**YOUR GOAL**:
Rewrite the listing below as a numbered list, omitting blank lines and the pictures.
--- START TASK DATA ---
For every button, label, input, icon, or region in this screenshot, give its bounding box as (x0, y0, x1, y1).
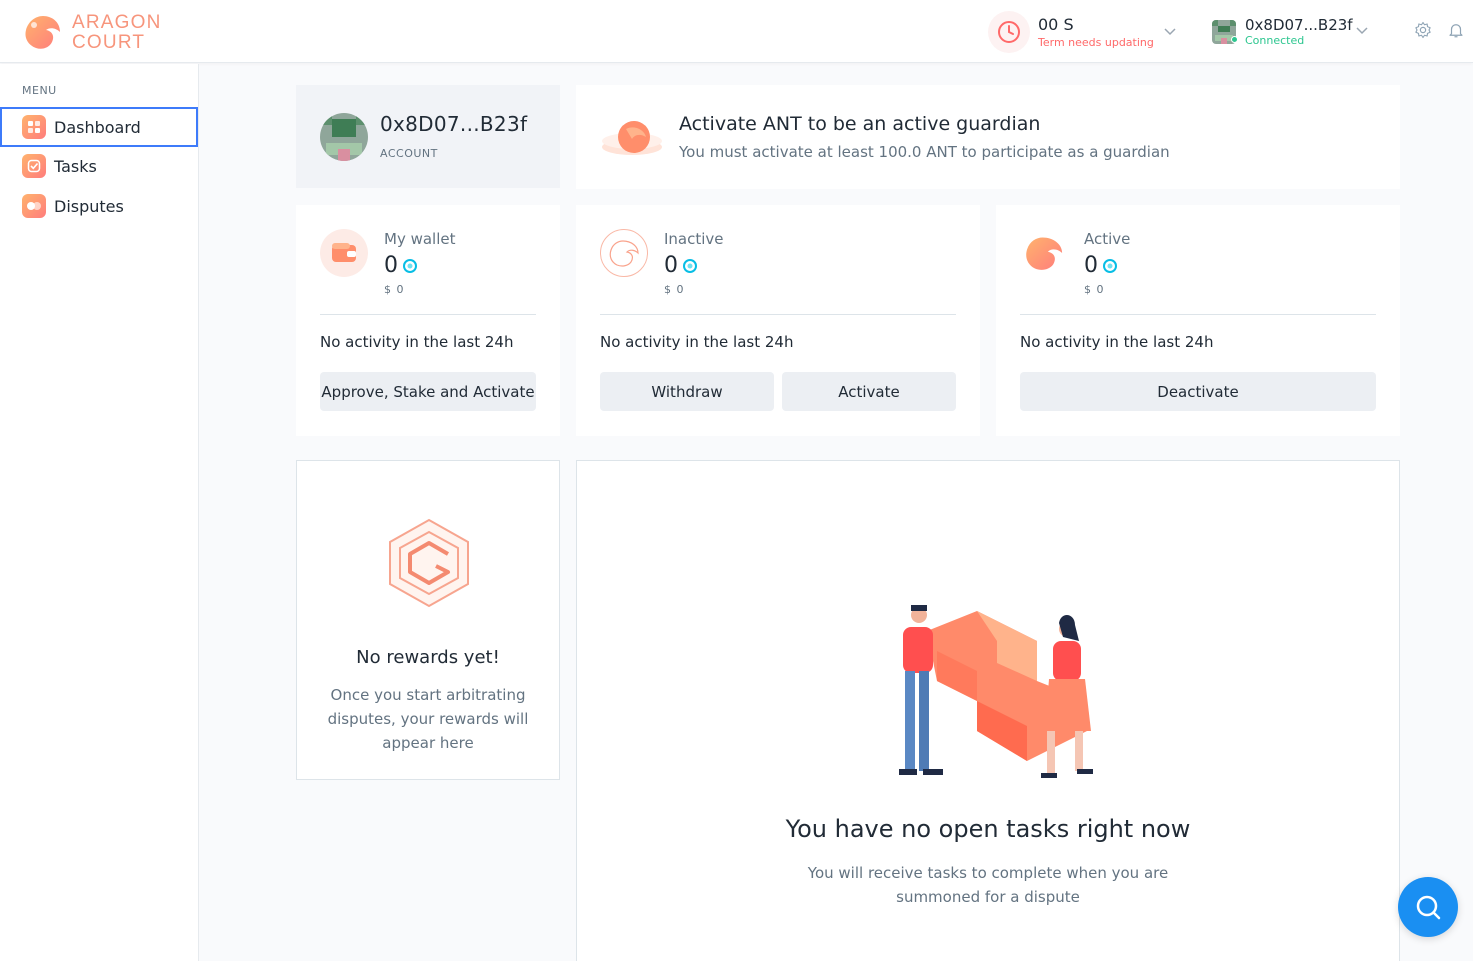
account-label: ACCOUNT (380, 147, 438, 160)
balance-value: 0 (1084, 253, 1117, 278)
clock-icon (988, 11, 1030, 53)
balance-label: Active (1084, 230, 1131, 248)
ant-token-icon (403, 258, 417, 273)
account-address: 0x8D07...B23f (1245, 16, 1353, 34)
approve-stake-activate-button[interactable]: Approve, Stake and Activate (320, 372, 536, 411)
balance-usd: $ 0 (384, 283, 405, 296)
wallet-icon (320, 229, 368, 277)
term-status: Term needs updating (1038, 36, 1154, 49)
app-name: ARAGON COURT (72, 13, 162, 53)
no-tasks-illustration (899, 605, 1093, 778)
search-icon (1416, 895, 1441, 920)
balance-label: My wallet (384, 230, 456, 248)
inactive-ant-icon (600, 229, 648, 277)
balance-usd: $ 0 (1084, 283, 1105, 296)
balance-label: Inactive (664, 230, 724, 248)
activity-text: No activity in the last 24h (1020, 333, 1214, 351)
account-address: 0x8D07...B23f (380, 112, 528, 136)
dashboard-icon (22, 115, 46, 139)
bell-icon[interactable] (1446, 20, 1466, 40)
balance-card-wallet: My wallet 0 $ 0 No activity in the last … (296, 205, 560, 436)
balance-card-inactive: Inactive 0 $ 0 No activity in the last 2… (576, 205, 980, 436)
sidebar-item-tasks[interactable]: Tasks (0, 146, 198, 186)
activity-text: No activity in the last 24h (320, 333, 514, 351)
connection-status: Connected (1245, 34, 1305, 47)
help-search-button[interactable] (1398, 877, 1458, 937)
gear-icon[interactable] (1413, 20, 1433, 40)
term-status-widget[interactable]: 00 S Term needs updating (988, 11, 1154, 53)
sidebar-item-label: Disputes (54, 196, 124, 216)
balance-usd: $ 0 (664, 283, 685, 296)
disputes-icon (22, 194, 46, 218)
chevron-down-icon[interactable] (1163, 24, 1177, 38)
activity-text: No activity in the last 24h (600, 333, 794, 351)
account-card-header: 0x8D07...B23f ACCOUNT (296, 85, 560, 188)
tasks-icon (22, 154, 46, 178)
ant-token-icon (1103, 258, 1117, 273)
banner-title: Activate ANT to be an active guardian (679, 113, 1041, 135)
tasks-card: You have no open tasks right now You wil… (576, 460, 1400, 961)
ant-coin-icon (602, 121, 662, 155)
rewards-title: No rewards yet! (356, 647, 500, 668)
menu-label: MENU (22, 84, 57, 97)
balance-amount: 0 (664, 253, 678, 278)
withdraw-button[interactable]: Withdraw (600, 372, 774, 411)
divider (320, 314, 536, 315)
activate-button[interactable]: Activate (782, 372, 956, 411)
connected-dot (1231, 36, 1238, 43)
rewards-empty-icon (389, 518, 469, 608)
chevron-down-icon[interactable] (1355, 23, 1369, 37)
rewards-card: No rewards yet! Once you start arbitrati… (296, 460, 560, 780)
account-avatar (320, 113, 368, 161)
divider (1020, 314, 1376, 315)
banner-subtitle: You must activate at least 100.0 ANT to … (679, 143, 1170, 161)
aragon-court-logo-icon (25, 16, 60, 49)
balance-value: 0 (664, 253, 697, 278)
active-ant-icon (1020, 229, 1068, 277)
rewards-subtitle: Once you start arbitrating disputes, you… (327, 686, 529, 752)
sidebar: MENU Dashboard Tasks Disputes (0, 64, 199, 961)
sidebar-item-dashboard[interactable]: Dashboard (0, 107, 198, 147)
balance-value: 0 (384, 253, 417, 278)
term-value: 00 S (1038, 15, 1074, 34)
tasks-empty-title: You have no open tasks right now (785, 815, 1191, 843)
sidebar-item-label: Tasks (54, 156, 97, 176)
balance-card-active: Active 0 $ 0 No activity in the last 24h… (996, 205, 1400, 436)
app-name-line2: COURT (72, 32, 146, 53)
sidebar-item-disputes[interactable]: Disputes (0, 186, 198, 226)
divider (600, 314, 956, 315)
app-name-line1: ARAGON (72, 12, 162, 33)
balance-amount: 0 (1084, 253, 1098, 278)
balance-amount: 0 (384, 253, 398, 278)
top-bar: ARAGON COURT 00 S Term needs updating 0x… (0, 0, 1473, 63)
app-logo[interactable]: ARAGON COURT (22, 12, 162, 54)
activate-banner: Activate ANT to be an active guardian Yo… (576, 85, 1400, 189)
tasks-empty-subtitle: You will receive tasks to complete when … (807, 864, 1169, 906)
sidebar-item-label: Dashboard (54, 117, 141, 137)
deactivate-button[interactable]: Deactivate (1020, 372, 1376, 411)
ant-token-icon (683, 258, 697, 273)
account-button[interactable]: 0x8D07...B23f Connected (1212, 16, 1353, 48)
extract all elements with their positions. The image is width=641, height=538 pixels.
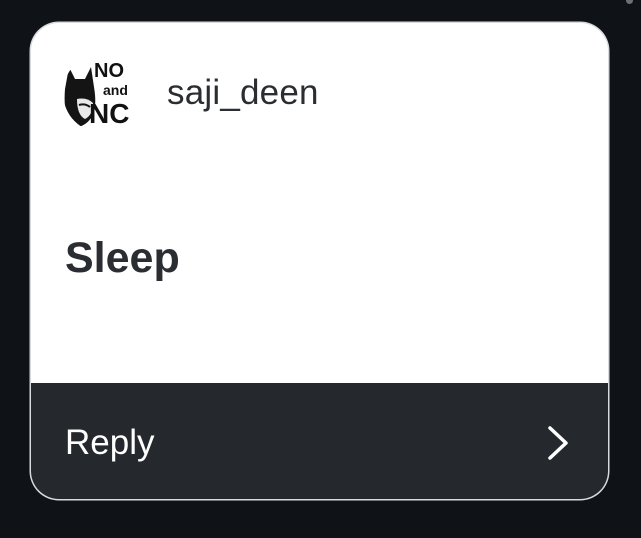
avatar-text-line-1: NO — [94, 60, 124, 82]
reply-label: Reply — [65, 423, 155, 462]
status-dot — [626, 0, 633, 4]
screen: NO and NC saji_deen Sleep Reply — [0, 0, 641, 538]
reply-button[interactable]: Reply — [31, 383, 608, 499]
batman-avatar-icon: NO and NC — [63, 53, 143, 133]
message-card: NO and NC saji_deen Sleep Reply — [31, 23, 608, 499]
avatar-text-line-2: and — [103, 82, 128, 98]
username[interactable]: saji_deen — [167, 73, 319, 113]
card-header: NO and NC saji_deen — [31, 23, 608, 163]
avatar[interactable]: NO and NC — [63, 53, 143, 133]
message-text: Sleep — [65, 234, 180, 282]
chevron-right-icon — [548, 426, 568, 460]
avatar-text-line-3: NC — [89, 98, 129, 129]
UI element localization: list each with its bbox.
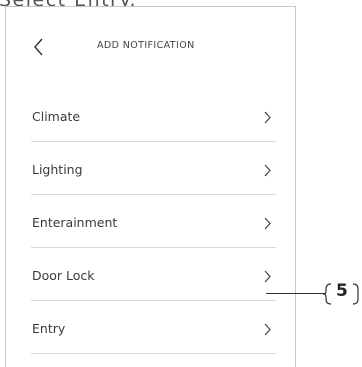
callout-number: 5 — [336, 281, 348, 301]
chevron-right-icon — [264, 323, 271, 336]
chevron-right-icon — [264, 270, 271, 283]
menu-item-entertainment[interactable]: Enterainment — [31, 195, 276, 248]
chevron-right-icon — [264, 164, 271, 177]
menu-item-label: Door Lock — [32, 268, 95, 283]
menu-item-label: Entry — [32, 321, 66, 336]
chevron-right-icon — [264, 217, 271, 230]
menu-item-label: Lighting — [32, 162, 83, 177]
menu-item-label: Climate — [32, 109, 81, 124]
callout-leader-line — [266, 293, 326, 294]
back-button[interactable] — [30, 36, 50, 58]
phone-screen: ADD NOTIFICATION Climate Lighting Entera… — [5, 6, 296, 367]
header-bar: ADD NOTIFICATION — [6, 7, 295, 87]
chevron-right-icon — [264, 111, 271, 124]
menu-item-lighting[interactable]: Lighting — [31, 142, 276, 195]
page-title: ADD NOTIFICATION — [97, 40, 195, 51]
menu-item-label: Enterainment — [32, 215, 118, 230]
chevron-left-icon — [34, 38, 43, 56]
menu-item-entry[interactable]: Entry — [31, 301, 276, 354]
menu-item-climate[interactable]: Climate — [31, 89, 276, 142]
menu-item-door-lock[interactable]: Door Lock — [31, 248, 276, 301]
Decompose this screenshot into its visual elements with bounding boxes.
--- END TASK DATA ---
**ANSWER FOR THE TASK**:
1. For every button, label, input, icon, or region in this screenshot, give its bounding box as (x0, y0, x1, y1).
2. account-label: ACCOUNT (380, 147, 438, 160)
3. balance-value: 0 (1084, 253, 1117, 278)
4. clock-icon (988, 11, 1030, 53)
5. balance-label: Active (1084, 230, 1131, 248)
6. ant-token-icon (403, 258, 417, 273)
7. account-address: 0x8D07...B23f (1245, 16, 1353, 34)
8. approve-stake-activate-button[interactable]: Approve, Stake and Activate (320, 372, 536, 411)
9. balance-usd: $ 0 (384, 283, 405, 296)
10. wallet-icon (320, 229, 368, 277)
11. term-status: Term needs updating (1038, 36, 1154, 49)
12. app-name: ARAGON COURT (72, 13, 162, 53)
13. no-tasks-illustration (899, 605, 1093, 778)
14. search-icon (1416, 895, 1441, 920)
15. balance-label: My wallet (384, 230, 456, 248)
16. inactive-ant-icon (600, 229, 648, 277)
17. balance-usd: $ 0 (1084, 283, 1105, 296)
18. balance-label: Inactive (664, 230, 724, 248)
19. activity-text: No activity in the last 24h (1020, 333, 1214, 351)
20. account-address: 0x8D07...B23f (380, 112, 528, 136)
21. dashboard-icon (22, 115, 46, 139)
22. bell-icon[interactable] (1446, 20, 1466, 40)
23. balance-card-wallet: My wallet 0 $ 0 No activity in the last … (296, 205, 560, 436)
24. balance-card-inactive: Inactive 0 $ 0 No activity in the last 2… (576, 205, 980, 436)
25. sidebar-item-tasks[interactable]: Tasks (0, 146, 198, 186)
26. activity-text: No activity in the last 24h (320, 333, 514, 351)
27. connection-status: Connected (1245, 34, 1305, 47)
28. help-search-button[interactable] (1398, 877, 1458, 937)
29. gear-icon[interactable] (1413, 20, 1433, 40)
30. term-status-widget[interactable]: 00 S Term needs updating (988, 11, 1154, 53)
31. sidebar-item-label: Disputes (54, 196, 124, 216)
32. balance-usd: $ 0 (664, 283, 685, 296)
33. disputes-icon (22, 194, 46, 218)
34. chevron-down-icon[interactable] (1163, 24, 1177, 38)
35. activity-text: No activity in the last 24h (600, 333, 794, 351)
36. account-card-header: 0x8D07...B23f ACCOUNT (296, 85, 560, 188)
37. tasks-icon (22, 154, 46, 178)
38. ant-token-icon (1103, 258, 1117, 273)
39. banner-title: Activate ANT to be an active guardian (679, 113, 1041, 135)
40. tasks-card: You have no open tasks right now You wil… (576, 460, 1400, 961)
41. ant-coin-icon (602, 121, 662, 155)
42. rewards-title: No rewards yet! (356, 647, 500, 668)
43. menu-label: MENU (22, 84, 57, 97)
44. balance-amount: 0 (664, 253, 678, 278)
45. withdraw-button[interactable]: Withdraw (600, 372, 774, 411)
46. divider (320, 314, 536, 315)
47. activate-button[interactable]: Activate (782, 372, 956, 411)
48. connected-dot (1231, 36, 1238, 43)
49. rewards-empty-icon (389, 518, 469, 608)
50. chevron-down-icon[interactable] (1355, 23, 1369, 37)
51. rewards-card: No rewards yet! Once you start arbitrati… (296, 460, 560, 780)
52. account-avatar (320, 113, 368, 161)
53. divider (1020, 314, 1376, 315)
54. banner-subtitle: You must activate at least 100.0 ANT to … (679, 143, 1170, 161)
55. aragon-court-logo-icon (25, 16, 60, 49)
56. balance-value: 0 (664, 253, 697, 278)
57. active-ant-icon (1020, 229, 1068, 277)
58. rewards-subtitle: Once you start arbitrating disputes, you… (327, 686, 529, 752)
59. sidebar: MENU Dashboard Tasks Disputes (0, 64, 199, 961)
60. sidebar-item-dashboard[interactable]: Dashboard (0, 107, 198, 147)
61. balance-value: 0 (384, 253, 417, 278)
62. term-value: 00 S (1038, 15, 1074, 34)
63. tasks-empty-title: You have no open tasks right now (785, 815, 1191, 843)
64. sidebar-item-label: Tasks (54, 156, 97, 176)
65. balance-card-active: Active 0 $ 0 No activity in the last 24h… (996, 205, 1400, 436)
66. app-name-line2: COURT (72, 32, 146, 53)
67. sidebar-item-disputes[interactable]: Disputes (0, 186, 198, 226)
68. divider (600, 314, 956, 315)
69. app-name-line1: ARAGON (72, 12, 162, 33)
70. balance-amount: 0 (1084, 253, 1098, 278)
71. balance-amount: 0 (384, 253, 398, 278)
72. top-bar: ARAGON COURT 00 S Term needs updating 0x… (0, 0, 1473, 63)
73. app-logo[interactable]: ARAGON COURT (22, 12, 162, 54)
74. activate-banner: Activate ANT to be an active guardian Yo… (576, 85, 1400, 189)
75. tasks-empty-subtitle: You will receive tasks to complete when … (807, 864, 1169, 906)
76. sidebar-item-label: Dashboard (54, 117, 141, 137)
77. deactivate-button[interactable]: Deactivate (1020, 372, 1376, 411)
78. ant-token-icon (683, 258, 697, 273)
79. account-button[interactable]: 0x8D07...B23f Connected (1212, 16, 1353, 48)
80. extract all elements with their positions. The image is width=641, height=538 pixels.
81. avatar-text-line-1: NO — [94, 60, 124, 82]
82. reply-label: Reply — [65, 423, 155, 462]
83. status-dot — [626, 0, 633, 4]
84. screen: NO and NC saji_deen Sleep Reply — [0, 0, 641, 538]
85. reply-button[interactable]: Reply — [31, 383, 608, 499]
86. batman-avatar-icon: NO and NC — [63, 53, 143, 133]
87. message-card: NO and NC saji_deen Sleep Reply — [31, 23, 608, 499]
88. avatar-text-line-2: and — [103, 82, 128, 98]
89. username[interactable]: saji_deen — [167, 73, 319, 113]
90. card-header: NO and NC saji_deen — [31, 23, 608, 163]
91. avatar[interactable]: NO and NC — [63, 53, 143, 133]
92. message-text: Sleep — [65, 234, 180, 282]
93. chevron-right-icon — [548, 426, 568, 460]
94. avatar-text-line-3: NC — [89, 98, 129, 129]
95. UI element localization: list each with its bbox.
96. callout-number: 5 — [336, 281, 348, 301]
97. chevron-right-icon — [264, 323, 271, 336]
98. chevron-right-icon — [264, 270, 271, 283]
99. menu-item-entertainment[interactable]: Enterainment — [31, 195, 276, 248]
100. chevron-right-icon — [264, 164, 271, 177]
101. menu-item-label: Door Lock — [32, 268, 95, 283]
102. menu-item-label: Entry — [32, 321, 66, 336]
103. chevron-right-icon — [264, 217, 271, 230]
104. menu-item-label: Lighting — [32, 162, 83, 177]
105. menu-item-label: Climate — [32, 109, 81, 124]
106. callout-leader-line — [266, 293, 326, 294]
107. back-button[interactable] — [30, 36, 50, 58]
108. phone-screen: ADD NOTIFICATION Climate Lighting Entera… — [5, 6, 296, 367]
109. header-bar: ADD NOTIFICATION — [6, 7, 295, 87]
110. chevron-right-icon — [264, 111, 271, 124]
111. menu-item-lighting[interactable]: Lighting — [31, 142, 276, 195]
112. page-title: ADD NOTIFICATION — [97, 40, 195, 51]
113. menu-item-label: Enterainment — [32, 215, 118, 230]
114. chevron-left-icon — [34, 38, 43, 56]
115. menu-item-entry[interactable]: Entry — [31, 301, 276, 354]
116. menu-item-climate[interactable]: Climate — [31, 89, 276, 142]
117. menu-item-door-lock[interactable]: Door Lock — [31, 248, 276, 301]
118. Decompose this screenshot into its visual elements with bounding boxes.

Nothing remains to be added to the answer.